Records:
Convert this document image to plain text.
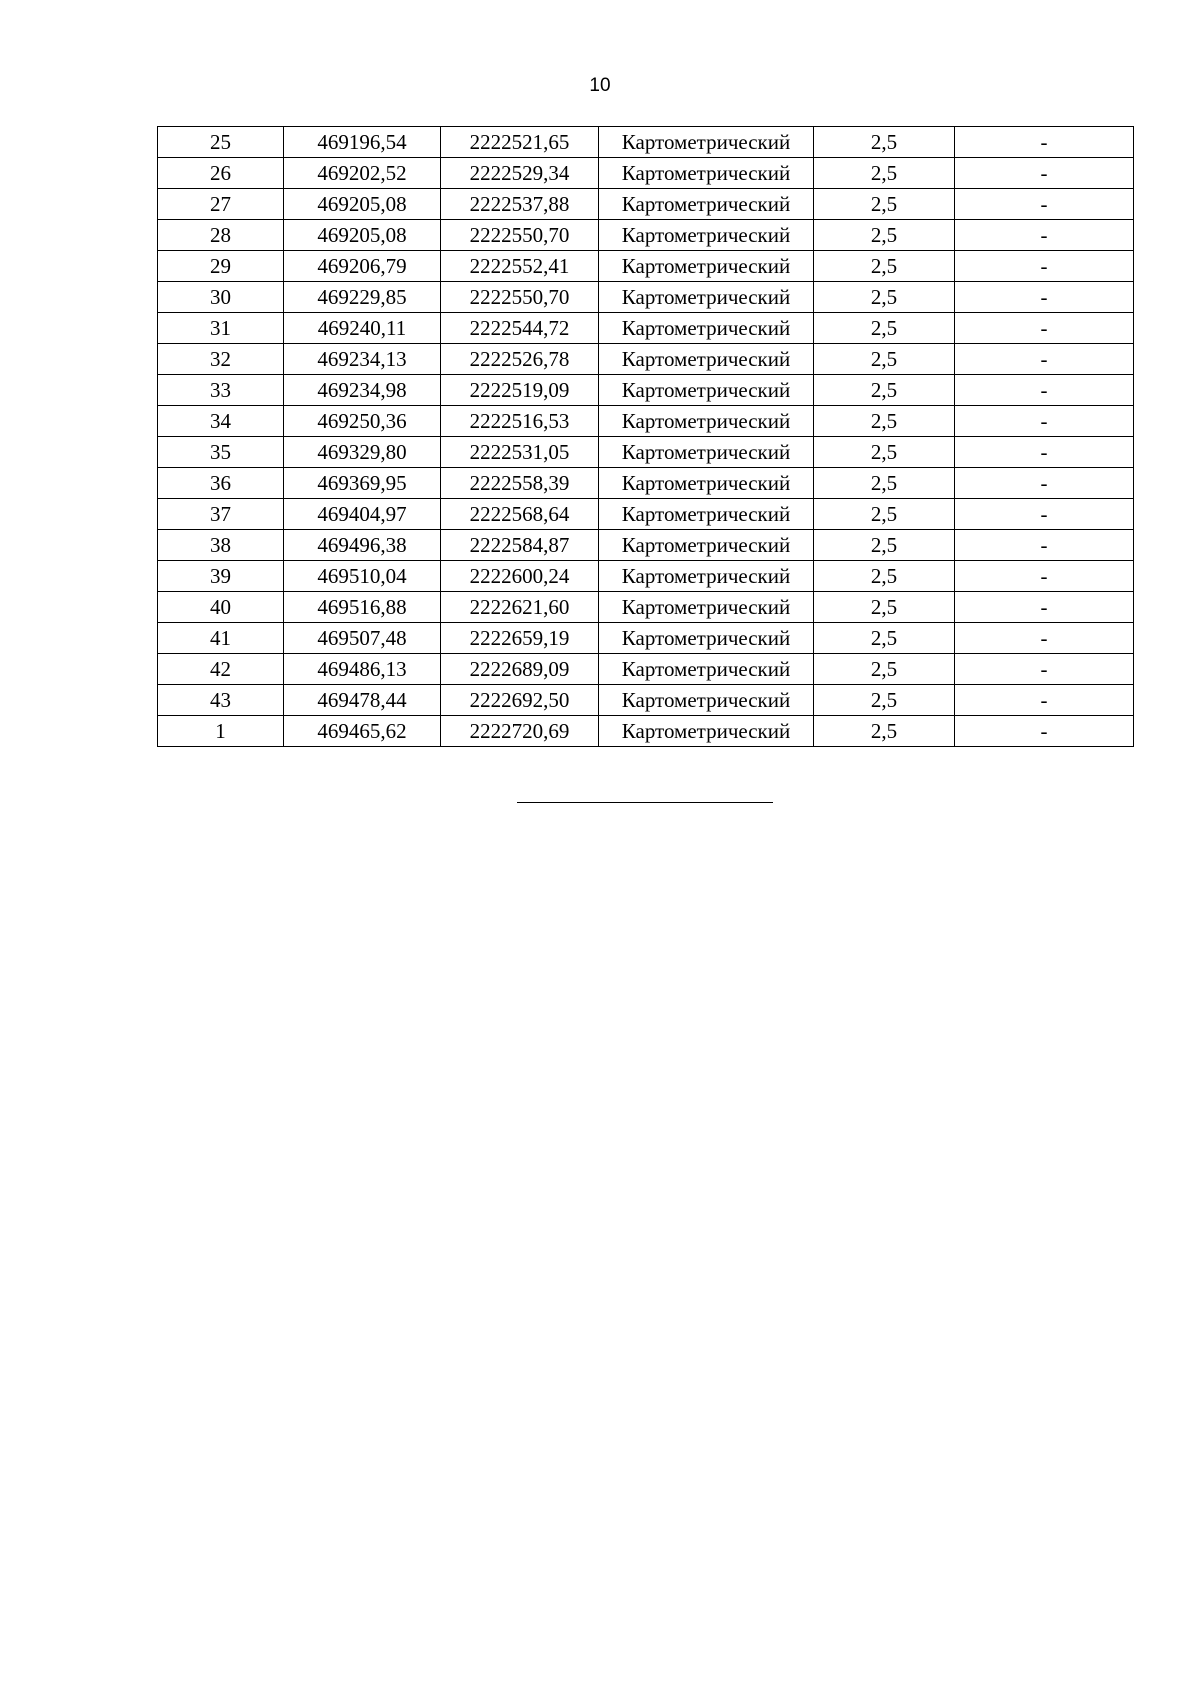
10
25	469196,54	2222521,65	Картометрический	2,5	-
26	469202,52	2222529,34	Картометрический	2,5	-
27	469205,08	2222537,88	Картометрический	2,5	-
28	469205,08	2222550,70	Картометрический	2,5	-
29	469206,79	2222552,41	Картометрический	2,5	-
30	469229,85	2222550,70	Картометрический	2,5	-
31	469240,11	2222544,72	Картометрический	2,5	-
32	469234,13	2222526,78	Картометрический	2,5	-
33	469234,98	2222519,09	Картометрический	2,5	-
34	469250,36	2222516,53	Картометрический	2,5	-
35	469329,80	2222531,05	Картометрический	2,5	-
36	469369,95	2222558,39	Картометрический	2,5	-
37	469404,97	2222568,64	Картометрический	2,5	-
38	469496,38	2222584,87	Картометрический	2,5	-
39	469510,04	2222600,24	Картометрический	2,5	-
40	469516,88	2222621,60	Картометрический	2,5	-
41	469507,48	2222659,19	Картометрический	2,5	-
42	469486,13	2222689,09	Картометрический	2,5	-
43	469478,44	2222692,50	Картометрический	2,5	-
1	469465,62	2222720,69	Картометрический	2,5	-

#### Goal
Write out the data precisely as given, excluding the pictures.

#### Exercise response
Convert this document image to plain text.
10
25	469196,54	2222521,65	Картометрический	2,5	-
26	469202,52	2222529,34	Картометрический	2,5	-
27	469205,08	2222537,88	Картометрический	2,5	-
28	469205,08	2222550,70	Картометрический	2,5	-
29	469206,79	2222552,41	Картометрический	2,5	-
30	469229,85	2222550,70	Картометрический	2,5	-
31	469240,11	2222544,72	Картометрический	2,5	-
32	469234,13	2222526,78	Картометрический	2,5	-
33	469234,98	2222519,09	Картометрический	2,5	-
34	469250,36	2222516,53	Картометрический	2,5	-
35	469329,80	2222531,05	Картометрический	2,5	-
36	469369,95	2222558,39	Картометрический	2,5	-
37	469404,97	2222568,64	Картометрический	2,5	-
38	469496,38	2222584,87	Картометрический	2,5	-
39	469510,04	2222600,24	Картометрический	2,5	-
40	469516,88	2222621,60	Картометрический	2,5	-
41	469507,48	2222659,19	Картометрический	2,5	-
42	469486,13	2222689,09	Картометрический	2,5	-
43	469478,44	2222692,50	Картометрический	2,5	-
1	469465,62	2222720,69	Картометрический	2,5	-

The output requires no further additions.